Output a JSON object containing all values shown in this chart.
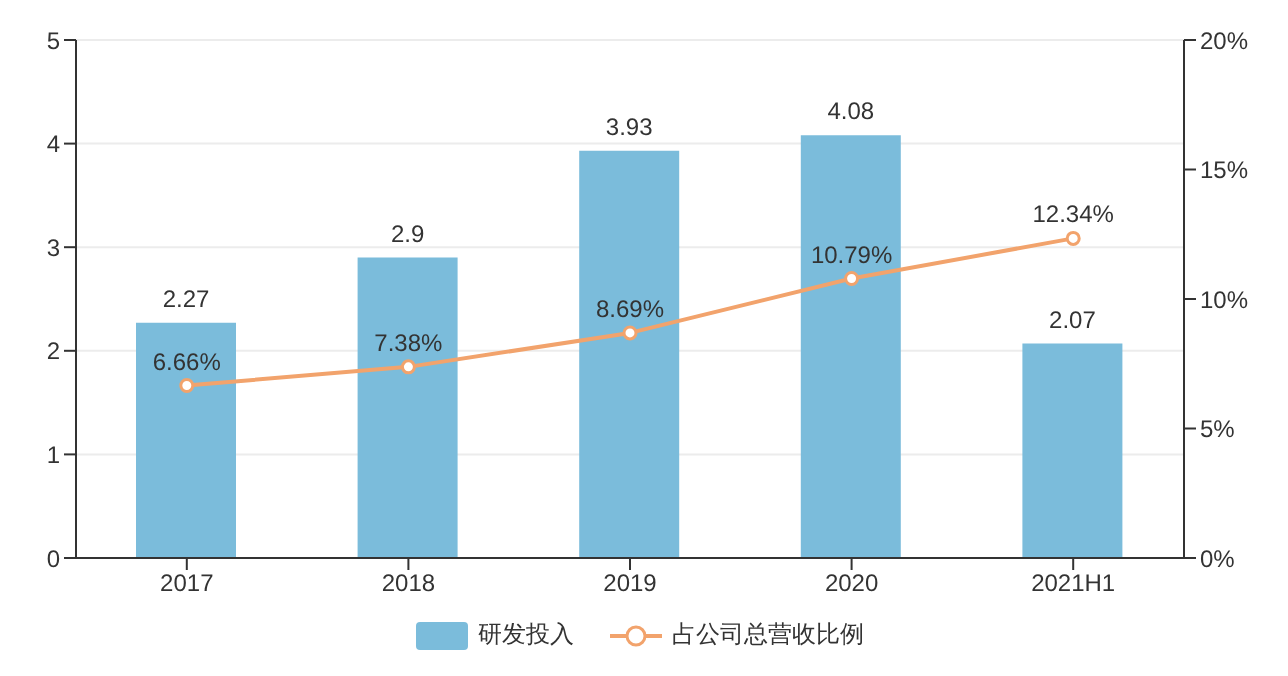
{
  "chart_data": {
    "type": "bar",
    "categories": [
      "2017",
      "2018",
      "2019",
      "2020",
      "2021H1"
    ],
    "series": [
      {
        "name": "研发投入",
        "color": "#7bbcdb",
        "values": [
          2.27,
          2.9,
          3.93,
          4.08,
          2.07
        ],
        "value_labels": [
          "2.27",
          "2.9",
          "3.93",
          "4.08",
          "2.07"
        ]
      },
      {
        "name": "占公司总营收比例",
        "type": "line",
        "axis": "y2",
        "color": "#f2a36c",
        "values": [
          6.66,
          7.38,
          8.69,
          10.79,
          12.34
        ],
        "value_labels": [
          "6.66%",
          "7.38%",
          "8.69%",
          "10.79%",
          "12.34%"
        ]
      }
    ],
    "ylim": [
      0,
      5
    ],
    "yticks": [
      0,
      1,
      2,
      3,
      4,
      5
    ],
    "y2lim": [
      0,
      20
    ],
    "y2ticks": [
      {
        "value": 0,
        "label": "0%"
      },
      {
        "value": 5,
        "label": "5%"
      },
      {
        "value": 10,
        "label": "10%"
      },
      {
        "value": 15,
        "label": "15%"
      },
      {
        "value": 20,
        "label": "20%"
      }
    ],
    "grid": "y",
    "legend": "bottom",
    "marker": "circle"
  }
}
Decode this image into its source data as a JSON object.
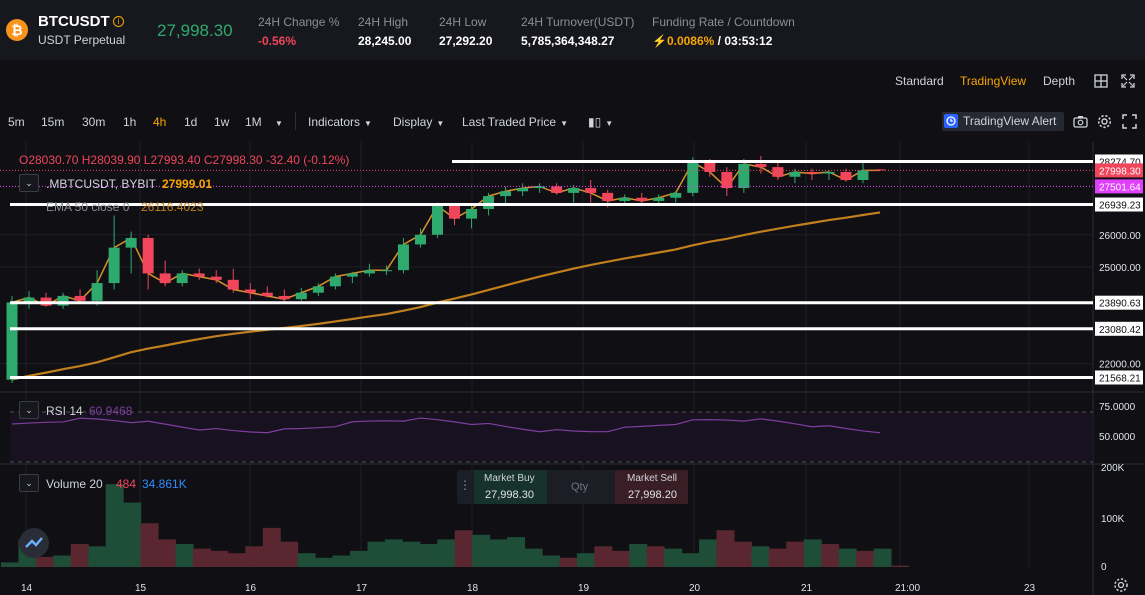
{
  "header": {
    "coin_icon_glyph": "₿",
    "symbol": "BTCUSDT",
    "info_icon_glyph": "i",
    "contract_type": "USDT Perpetual",
    "last_price": "27,998.30",
    "stats": [
      {
        "label": "24H Change %",
        "value": "-0.56%",
        "negative": true
      },
      {
        "label": "24H High",
        "value": "28,245.00"
      },
      {
        "label": "24H Low",
        "value": "27,292.20"
      },
      {
        "label": "24H Turnover(USDT)",
        "value": "5,785,364,348.27"
      }
    ],
    "funding": {
      "label": "Funding Rate / Countdown",
      "rate": "0.0086%",
      "separator": " / ",
      "countdown": "03:53:12"
    }
  },
  "views": {
    "standard": "Standard",
    "tradingview": "TradingView",
    "depth": "Depth"
  },
  "toolbar": {
    "intervals": [
      "5m",
      "15m",
      "30m",
      "1h",
      "4h",
      "1d",
      "1w",
      "1M"
    ],
    "active_interval": "4h",
    "indicators": "Indicators",
    "display": "Display",
    "price_source": "Last Traded Price",
    "tv_alert": "TradingView Alert"
  },
  "legend": {
    "ohlc": {
      "o": "O28030.70",
      "h": "H28039.90",
      "l": "L27993.40",
      "c": "C27998.30",
      "chg": "-32.40 (-0.12%)"
    },
    "compare_symbol": ".MBTCUSDT, BYBIT",
    "compare_value": "27999.01",
    "ema_label": "EMA 50 close 0",
    "ema_value": "26116.4023",
    "rsi_label": "RSI 14",
    "rsi_value": "60.9468",
    "vol_label": "Volume 20",
    "vol_value1": "484",
    "vol_value2": "34.861K"
  },
  "order_panel": {
    "buy_label": "Market Buy",
    "buy_price": "27,998.30",
    "qty_label": "Qty",
    "sell_label": "Market Sell",
    "sell_price": "27,998.20"
  },
  "colors": {
    "up": "#2eaa6e",
    "down": "#f0455b",
    "ema": "#c17f1e",
    "rsi": "#7e3f9e",
    "accent": "#f7a600"
  },
  "chart_data": {
    "type": "candlestick",
    "price_axis": [
      "28274.70",
      "27998.30",
      "27501.64",
      "26939.23",
      "26000.00",
      "25000.00",
      "23890.63",
      "23080.42",
      "22000.00",
      "21568.21"
    ],
    "rsi_axis": [
      "75.0000",
      "50.0000"
    ],
    "volume_axis": [
      "200K",
      "100K",
      "0"
    ],
    "time_axis": [
      "14",
      "15",
      "16",
      "17",
      "18",
      "19",
      "20",
      "21",
      "21:00",
      "23"
    ],
    "horizontal_lines": [
      28274.7,
      26939.23,
      23890.63,
      23080.42,
      21568.21
    ],
    "candles": [
      [
        21500,
        24100,
        21400,
        23900
      ],
      [
        23900,
        24250,
        23700,
        24050
      ],
      [
        24050,
        24200,
        23800,
        23800
      ],
      [
        23800,
        24200,
        23700,
        24100
      ],
      [
        24100,
        24300,
        23850,
        23950
      ],
      [
        23950,
        24900,
        23800,
        24500
      ],
      [
        24500,
        26600,
        24300,
        25600
      ],
      [
        25600,
        26100,
        24800,
        25900
      ],
      [
        25900,
        26000,
        24300,
        24800
      ],
      [
        24800,
        25200,
        24400,
        24500
      ],
      [
        24500,
        24900,
        24400,
        24800
      ],
      [
        24800,
        24950,
        24600,
        24700
      ],
      [
        24700,
        24900,
        24500,
        24600
      ],
      [
        24600,
        24950,
        24200,
        24300
      ],
      [
        24300,
        24500,
        24000,
        24200
      ],
      [
        24200,
        24400,
        24050,
        24100
      ],
      [
        24100,
        24300,
        23900,
        24000
      ],
      [
        24000,
        24350,
        23950,
        24200
      ],
      [
        24200,
        24500,
        24100,
        24400
      ],
      [
        24400,
        24800,
        24300,
        24700
      ],
      [
        24700,
        24850,
        24500,
        24800
      ],
      [
        24800,
        25100,
        24700,
        24900
      ],
      [
        24900,
        25050,
        24750,
        24900
      ],
      [
        24900,
        25900,
        24800,
        25700
      ],
      [
        25700,
        26200,
        25600,
        26000
      ],
      [
        26000,
        27000,
        25900,
        26900
      ],
      [
        26900,
        26950,
        26300,
        26500
      ],
      [
        26500,
        26900,
        26200,
        26800
      ],
      [
        26800,
        27300,
        26600,
        27200
      ],
      [
        27200,
        27500,
        26900,
        27350
      ],
      [
        27350,
        27600,
        27200,
        27450
      ],
      [
        27450,
        27600,
        27300,
        27500
      ],
      [
        27500,
        27600,
        27250,
        27300
      ],
      [
        27300,
        27550,
        27000,
        27450
      ],
      [
        27450,
        27700,
        27000,
        27300
      ],
      [
        27300,
        27400,
        26850,
        27050
      ],
      [
        27050,
        27250,
        26900,
        27150
      ],
      [
        27150,
        27300,
        26950,
        27050
      ],
      [
        27050,
        27250,
        26900,
        27150
      ],
      [
        27150,
        27350,
        27000,
        27300
      ],
      [
        27300,
        28400,
        27200,
        28250
      ],
      [
        28250,
        28350,
        27800,
        27950
      ],
      [
        27950,
        28100,
        27200,
        27450
      ],
      [
        27450,
        28350,
        27300,
        28200
      ],
      [
        28200,
        28450,
        27900,
        28100
      ],
      [
        28100,
        28250,
        27700,
        27800
      ],
      [
        27800,
        28050,
        27600,
        27950
      ],
      [
        27950,
        28050,
        27700,
        27900
      ],
      [
        27900,
        28000,
        27700,
        27950
      ],
      [
        27950,
        28050,
        27650,
        27700
      ],
      [
        27700,
        28250,
        27600,
        28000
      ],
      [
        28030,
        28040,
        27990,
        27998
      ]
    ],
    "volumes": [
      10,
      60,
      22,
      25,
      50,
      45,
      180,
      140,
      95,
      60,
      50,
      40,
      35,
      30,
      45,
      85,
      55,
      30,
      20,
      25,
      35,
      55,
      60,
      55,
      50,
      60,
      80,
      70,
      60,
      65,
      40,
      25,
      20,
      30,
      45,
      35,
      50,
      45,
      40,
      30,
      60,
      80,
      55,
      45,
      40,
      55,
      60,
      50,
      40,
      35,
      40,
      3
    ]
  }
}
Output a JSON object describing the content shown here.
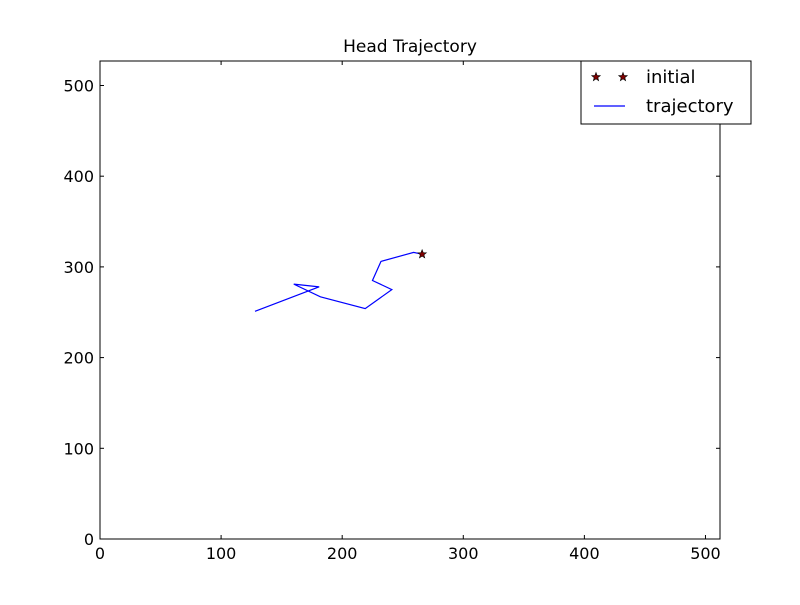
{
  "chart_data": {
    "type": "line",
    "title": "Head Trajectory",
    "xlabel": "",
    "ylabel": "",
    "xlim": [
      0,
      512
    ],
    "ylim": [
      0,
      527
    ],
    "xticks": [
      0,
      100,
      200,
      300,
      400,
      500
    ],
    "yticks": [
      0,
      100,
      200,
      300,
      400,
      500
    ],
    "grid": false,
    "legend_position": "top-right",
    "series": [
      {
        "name": "initial",
        "kind": "marker",
        "marker": "star",
        "color": "#800000",
        "points": [
          [
            266,
            314
          ]
        ]
      },
      {
        "name": "trajectory",
        "kind": "line",
        "color": "#0000ff",
        "points": [
          [
            266,
            314
          ],
          [
            259,
            316
          ],
          [
            232,
            306
          ],
          [
            225,
            285
          ],
          [
            241,
            275
          ],
          [
            219,
            254
          ],
          [
            182,
            267
          ],
          [
            160,
            281
          ],
          [
            181,
            278
          ],
          [
            128,
            251
          ]
        ]
      }
    ],
    "extra_segment_note": ""
  }
}
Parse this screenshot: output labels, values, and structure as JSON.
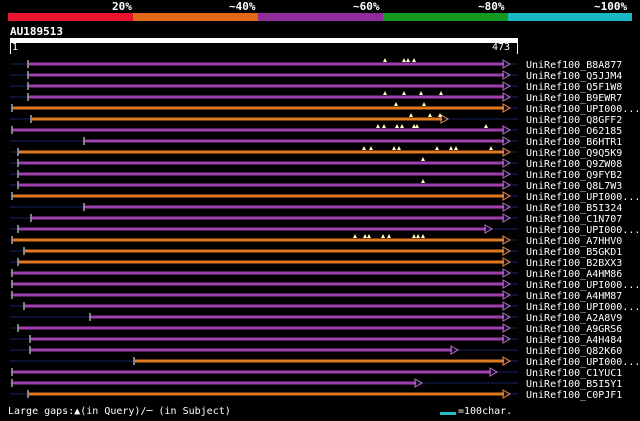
{
  "legend": {
    "segments": [
      {
        "color": "#e8142e"
      },
      {
        "color": "#e06818"
      },
      {
        "color": "#8f2c9a"
      },
      {
        "color": "#159a20"
      },
      {
        "color": "#18b8c4"
      }
    ],
    "labels": [
      "20%",
      "~40%",
      "~60%",
      "~80%",
      "~100%"
    ]
  },
  "query": {
    "name": "AU189513",
    "start": "1",
    "end": "473"
  },
  "colors": {
    "purple": "#a040b0",
    "orange": "#e07820",
    "dark": "#1a2260",
    "marker": "#ffffc0",
    "arrow": "#c070d0"
  },
  "hits": [
    {
      "label": "UniRef100_B8A877",
      "color": "purple",
      "start": 28,
      "end": 510,
      "markers": [
        385,
        404,
        408,
        414
      ]
    },
    {
      "label": "UniRef100_Q5JJM4",
      "color": "purple",
      "start": 28,
      "end": 510,
      "markers": []
    },
    {
      "label": "UniRef100_Q5F1W8",
      "color": "purple",
      "start": 28,
      "end": 510,
      "markers": []
    },
    {
      "label": "UniRef100_B9EWR7",
      "color": "purple",
      "start": 28,
      "end": 510,
      "markers": [
        385,
        404,
        421,
        441
      ]
    },
    {
      "label": "UniRef100_UPI000...",
      "color": "orange",
      "start": 12,
      "end": 510,
      "markers": [
        396,
        424
      ]
    },
    {
      "label": "UniRef100_Q8GFF2",
      "color": "orange",
      "start": 31,
      "end": 448,
      "markers": [
        411,
        430,
        440
      ]
    },
    {
      "label": "UniRef100_O62185",
      "color": "purple",
      "start": 12,
      "end": 510,
      "markers": [
        378,
        384,
        397,
        402,
        414,
        417,
        486
      ]
    },
    {
      "label": "UniRef100_B6HTR1",
      "color": "purple",
      "start": 84,
      "end": 510,
      "markers": []
    },
    {
      "label": "UniRef100_Q9Q5K9",
      "color": "orange",
      "start": 18,
      "end": 510,
      "markers": [
        364,
        371,
        394,
        399,
        437,
        451,
        456,
        491
      ]
    },
    {
      "label": "UniRef100_Q9ZW08",
      "color": "purple",
      "start": 18,
      "end": 510,
      "markers": [
        423
      ]
    },
    {
      "label": "UniRef100_Q9FYB2",
      "color": "purple",
      "start": 18,
      "end": 510,
      "markers": []
    },
    {
      "label": "UniRef100_Q8L7W3",
      "color": "purple",
      "start": 18,
      "end": 510,
      "markers": [
        423
      ]
    },
    {
      "label": "UniRef100_UPI000...",
      "color": "orange",
      "start": 12,
      "end": 510,
      "markers": []
    },
    {
      "label": "UniRef100_B5I324",
      "color": "purple",
      "start": 84,
      "end": 510,
      "markers": []
    },
    {
      "label": "UniRef100_C1N707",
      "color": "purple",
      "start": 31,
      "end": 510,
      "markers": []
    },
    {
      "label": "UniRef100_UPI000...",
      "color": "purple",
      "start": 18,
      "end": 492,
      "markers": []
    },
    {
      "label": "UniRef100_A7HHV0",
      "color": "orange",
      "start": 12,
      "end": 510,
      "markers": [
        355,
        365,
        369,
        383,
        389,
        414,
        418,
        423
      ]
    },
    {
      "label": "UniRef100_B5GKD1",
      "color": "orange",
      "start": 24,
      "end": 510,
      "markers": []
    },
    {
      "label": "UniRef100_B2BXX3",
      "color": "orange",
      "start": 18,
      "end": 510,
      "markers": []
    },
    {
      "label": "UniRef100_A4HM86",
      "color": "purple",
      "start": 12,
      "end": 510,
      "markers": []
    },
    {
      "label": "UniRef100_UPI000...",
      "color": "purple",
      "start": 12,
      "end": 510,
      "markers": []
    },
    {
      "label": "UniRef100_A4HM87",
      "color": "purple",
      "start": 12,
      "end": 510,
      "markers": []
    },
    {
      "label": "UniRef100_UPI000...",
      "color": "purple",
      "start": 24,
      "end": 510,
      "markers": []
    },
    {
      "label": "UniRef100_A2A8V9",
      "color": "purple",
      "start": 90,
      "end": 510,
      "markers": []
    },
    {
      "label": "UniRef100_A9GRS6",
      "color": "purple",
      "start": 18,
      "end": 510,
      "markers": []
    },
    {
      "label": "UniRef100_A4H484",
      "color": "purple",
      "start": 30,
      "end": 510,
      "markers": []
    },
    {
      "label": "UniRef100_Q82K60",
      "color": "purple",
      "start": 30,
      "end": 458,
      "markers": []
    },
    {
      "label": "UniRef100_UPI000...",
      "color": "orange",
      "start": 134,
      "end": 510,
      "markers": []
    },
    {
      "label": "UniRef100_C1YUC1",
      "color": "purple",
      "start": 12,
      "end": 497,
      "markers": []
    },
    {
      "label": "UniRef100_B5I5Y1",
      "color": "purple",
      "start": 12,
      "end": 422,
      "markers": []
    },
    {
      "label": "UniRef100_C0PJF1",
      "color": "orange",
      "start": 28,
      "end": 510,
      "markers": []
    }
  ],
  "footer": {
    "gaps_text": "Large gaps:▲(in Query)/─ (in Subject)",
    "key_text": "=100char."
  }
}
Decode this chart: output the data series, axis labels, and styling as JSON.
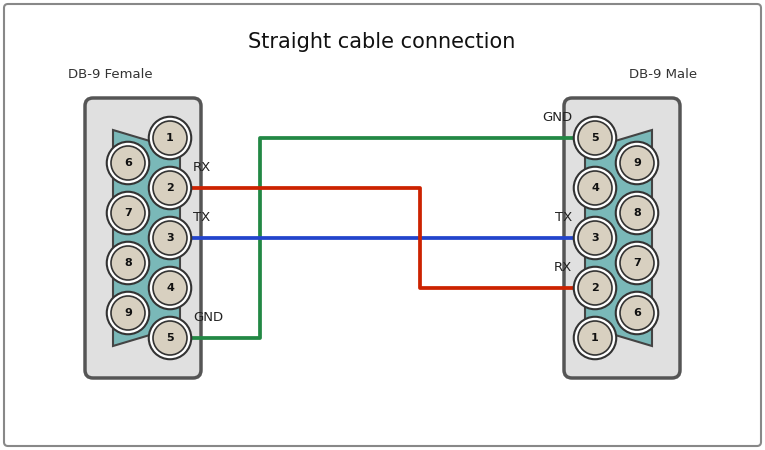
{
  "title": "Straight cable connection",
  "title_fontsize": 15,
  "bg_color": "#ffffff",
  "connector_teal": "#7ab8b8",
  "connector_outer": "#cccccc",
  "pin_fill": "#d8d0c0",
  "pin_border": "#222222",
  "left_label": "DB-9 Female",
  "right_label": "DB-9 Male",
  "wire_red": "#cc2200",
  "wire_blue": "#2244cc",
  "wire_green": "#228844",
  "lw_wire": 1.8,
  "label_fs": 9,
  "pin_fs": 8,
  "pin_r": 0.03
}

##############################

» EXERCISE INSTRUCTIONS
Retype exactly, and only, the lines from the one containing "Decode this chart: output" through the end of the material, leaving aside every picture.

» SOLUTION FOR THIS EXERCISE
Decode this chart: output the data series, axis labels, and styling as JSON.
{
  "title": "Straight cable connection",
  "title_fontsize": 15,
  "bg_color": "#ffffff",
  "connector_teal": "#7ab8b8",
  "connector_outer": "#cccccc",
  "pin_fill": "#d8d0c0",
  "pin_border": "#222222",
  "left_label": "DB-9 Female",
  "right_label": "DB-9 Male",
  "wire_red": "#cc2200",
  "wire_blue": "#2244cc",
  "wire_green": "#228844",
  "lw_wire": 1.8,
  "label_fs": 9,
  "pin_fs": 8,
  "pin_r": 0.03
}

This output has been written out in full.